Reproduce the full listing that appears beneath this instruction exactly.

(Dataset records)
= = = =

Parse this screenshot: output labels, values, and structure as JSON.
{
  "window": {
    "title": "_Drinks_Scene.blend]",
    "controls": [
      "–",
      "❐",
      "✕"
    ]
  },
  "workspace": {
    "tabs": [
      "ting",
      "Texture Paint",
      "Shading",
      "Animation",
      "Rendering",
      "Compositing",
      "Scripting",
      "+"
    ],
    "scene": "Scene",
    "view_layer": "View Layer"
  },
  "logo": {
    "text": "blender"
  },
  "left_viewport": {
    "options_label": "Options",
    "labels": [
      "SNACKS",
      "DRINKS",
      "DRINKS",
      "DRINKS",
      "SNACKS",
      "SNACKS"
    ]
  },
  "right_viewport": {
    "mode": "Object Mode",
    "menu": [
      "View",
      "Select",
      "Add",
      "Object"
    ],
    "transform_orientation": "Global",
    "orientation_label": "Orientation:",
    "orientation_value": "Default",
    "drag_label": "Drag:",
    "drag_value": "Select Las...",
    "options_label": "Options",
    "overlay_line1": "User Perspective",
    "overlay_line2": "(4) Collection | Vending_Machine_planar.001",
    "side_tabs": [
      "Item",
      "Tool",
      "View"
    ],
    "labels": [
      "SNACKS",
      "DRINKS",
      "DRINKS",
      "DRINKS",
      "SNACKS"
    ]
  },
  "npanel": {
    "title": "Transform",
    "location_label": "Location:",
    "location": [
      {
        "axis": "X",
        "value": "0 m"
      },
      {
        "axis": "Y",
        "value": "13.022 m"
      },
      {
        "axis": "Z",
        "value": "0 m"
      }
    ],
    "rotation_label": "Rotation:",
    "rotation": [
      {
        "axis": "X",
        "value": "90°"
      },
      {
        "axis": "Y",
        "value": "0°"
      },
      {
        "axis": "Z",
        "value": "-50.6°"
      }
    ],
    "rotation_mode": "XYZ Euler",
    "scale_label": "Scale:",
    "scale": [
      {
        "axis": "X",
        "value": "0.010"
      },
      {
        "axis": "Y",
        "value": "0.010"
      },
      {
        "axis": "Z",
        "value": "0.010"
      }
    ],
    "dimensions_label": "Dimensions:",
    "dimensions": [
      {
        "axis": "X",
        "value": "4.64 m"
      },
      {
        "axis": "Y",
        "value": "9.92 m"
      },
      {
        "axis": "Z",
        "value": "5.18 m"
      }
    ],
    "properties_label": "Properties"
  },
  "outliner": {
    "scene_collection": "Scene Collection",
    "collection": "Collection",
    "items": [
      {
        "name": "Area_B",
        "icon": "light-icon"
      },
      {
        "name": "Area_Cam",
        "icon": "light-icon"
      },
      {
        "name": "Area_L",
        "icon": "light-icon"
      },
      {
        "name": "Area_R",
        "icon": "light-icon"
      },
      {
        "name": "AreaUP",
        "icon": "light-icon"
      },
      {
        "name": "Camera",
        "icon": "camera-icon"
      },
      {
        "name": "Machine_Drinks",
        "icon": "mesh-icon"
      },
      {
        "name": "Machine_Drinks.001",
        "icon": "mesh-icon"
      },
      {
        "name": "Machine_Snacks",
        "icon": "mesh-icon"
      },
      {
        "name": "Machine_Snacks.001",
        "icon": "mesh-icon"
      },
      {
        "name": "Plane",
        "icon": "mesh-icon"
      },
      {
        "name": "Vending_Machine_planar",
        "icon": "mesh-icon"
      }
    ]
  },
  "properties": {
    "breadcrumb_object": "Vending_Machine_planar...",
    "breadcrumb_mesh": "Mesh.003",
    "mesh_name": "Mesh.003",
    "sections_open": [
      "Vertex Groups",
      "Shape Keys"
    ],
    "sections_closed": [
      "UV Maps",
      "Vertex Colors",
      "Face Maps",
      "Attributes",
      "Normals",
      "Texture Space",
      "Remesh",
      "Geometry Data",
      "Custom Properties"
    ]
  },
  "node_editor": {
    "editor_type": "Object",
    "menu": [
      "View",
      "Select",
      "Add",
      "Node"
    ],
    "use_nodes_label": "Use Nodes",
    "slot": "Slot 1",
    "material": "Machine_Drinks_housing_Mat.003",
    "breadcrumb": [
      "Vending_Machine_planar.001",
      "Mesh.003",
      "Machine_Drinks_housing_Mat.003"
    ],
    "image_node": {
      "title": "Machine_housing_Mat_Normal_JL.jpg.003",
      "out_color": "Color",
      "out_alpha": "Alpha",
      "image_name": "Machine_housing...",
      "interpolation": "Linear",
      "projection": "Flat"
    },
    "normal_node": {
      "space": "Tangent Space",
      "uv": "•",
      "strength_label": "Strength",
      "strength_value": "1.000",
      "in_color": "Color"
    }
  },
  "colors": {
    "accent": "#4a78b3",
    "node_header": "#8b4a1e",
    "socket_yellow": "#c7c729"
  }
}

= = = =

● **The completed task**
Parse this screenshot: output labels, values, and structure as JSON.
{
  "window": {
    "title": "_Drinks_Scene.blend]",
    "controls": [
      "–",
      "❐",
      "✕"
    ]
  },
  "workspace": {
    "tabs": [
      "ting",
      "Texture Paint",
      "Shading",
      "Animation",
      "Rendering",
      "Compositing",
      "Scripting",
      "+"
    ],
    "scene": "Scene",
    "view_layer": "View Layer"
  },
  "logo": {
    "text": "blender"
  },
  "left_viewport": {
    "options_label": "Options",
    "labels": [
      "SNACKS",
      "DRINKS",
      "DRINKS",
      "DRINKS",
      "SNACKS",
      "SNACKS"
    ]
  },
  "right_viewport": {
    "mode": "Object Mode",
    "menu": [
      "View",
      "Select",
      "Add",
      "Object"
    ],
    "transform_orientation": "Global",
    "orientation_label": "Orientation:",
    "orientation_value": "Default",
    "drag_label": "Drag:",
    "drag_value": "Select Las...",
    "options_label": "Options",
    "overlay_line1": "User Perspective",
    "overlay_line2": "(4) Collection | Vending_Machine_planar.001",
    "side_tabs": [
      "Item",
      "Tool",
      "View"
    ],
    "labels": [
      "SNACKS",
      "DRINKS",
      "DRINKS",
      "DRINKS",
      "SNACKS"
    ]
  },
  "npanel": {
    "title": "Transform",
    "location_label": "Location:",
    "location": [
      {
        "axis": "X",
        "value": "0 m"
      },
      {
        "axis": "Y",
        "value": "13.022 m"
      },
      {
        "axis": "Z",
        "value": "0 m"
      }
    ],
    "rotation_label": "Rotation:",
    "rotation": [
      {
        "axis": "X",
        "value": "90°"
      },
      {
        "axis": "Y",
        "value": "0°"
      },
      {
        "axis": "Z",
        "value": "-50.6°"
      }
    ],
    "rotation_mode": "XYZ Euler",
    "scale_label": "Scale:",
    "scale": [
      {
        "axis": "X",
        "value": "0.010"
      },
      {
        "axis": "Y",
        "value": "0.010"
      },
      {
        "axis": "Z",
        "value": "0.010"
      }
    ],
    "dimensions_label": "Dimensions:",
    "dimensions": [
      {
        "axis": "X",
        "value": "4.64 m"
      },
      {
        "axis": "Y",
        "value": "9.92 m"
      },
      {
        "axis": "Z",
        "value": "5.18 m"
      }
    ],
    "properties_label": "Properties"
  },
  "outliner": {
    "scene_collection": "Scene Collection",
    "collection": "Collection",
    "items": [
      {
        "name": "Area_B",
        "icon": "light-icon"
      },
      {
        "name": "Area_Cam",
        "icon": "light-icon"
      },
      {
        "name": "Area_L",
        "icon": "light-icon"
      },
      {
        "name": "Area_R",
        "icon": "light-icon"
      },
      {
        "name": "AreaUP",
        "icon": "light-icon"
      },
      {
        "name": "Camera",
        "icon": "camera-icon"
      },
      {
        "name": "Machine_Drinks",
        "icon": "mesh-icon"
      },
      {
        "name": "Machine_Drinks.001",
        "icon": "mesh-icon"
      },
      {
        "name": "Machine_Snacks",
        "icon": "mesh-icon"
      },
      {
        "name": "Machine_Snacks.001",
        "icon": "mesh-icon"
      },
      {
        "name": "Plane",
        "icon": "mesh-icon"
      },
      {
        "name": "Vending_Machine_planar",
        "icon": "mesh-icon"
      }
    ]
  },
  "properties": {
    "breadcrumb_object": "Vending_Machine_planar...",
    "breadcrumb_mesh": "Mesh.003",
    "mesh_name": "Mesh.003",
    "sections_open": [
      "Vertex Groups",
      "Shape Keys"
    ],
    "sections_closed": [
      "UV Maps",
      "Vertex Colors",
      "Face Maps",
      "Attributes",
      "Normals",
      "Texture Space",
      "Remesh",
      "Geometry Data",
      "Custom Properties"
    ]
  },
  "node_editor": {
    "editor_type": "Object",
    "menu": [
      "View",
      "Select",
      "Add",
      "Node"
    ],
    "use_nodes_label": "Use Nodes",
    "slot": "Slot 1",
    "material": "Machine_Drinks_housing_Mat.003",
    "breadcrumb": [
      "Vending_Machine_planar.001",
      "Mesh.003",
      "Machine_Drinks_housing_Mat.003"
    ],
    "image_node": {
      "title": "Machine_housing_Mat_Normal_JL.jpg.003",
      "out_color": "Color",
      "out_alpha": "Alpha",
      "image_name": "Machine_housing...",
      "interpolation": "Linear",
      "projection": "Flat"
    },
    "normal_node": {
      "space": "Tangent Space",
      "uv": "•",
      "strength_label": "Strength",
      "strength_value": "1.000",
      "in_color": "Color"
    }
  },
  "colors": {
    "accent": "#4a78b3",
    "node_header": "#8b4a1e",
    "socket_yellow": "#c7c729"
  }
}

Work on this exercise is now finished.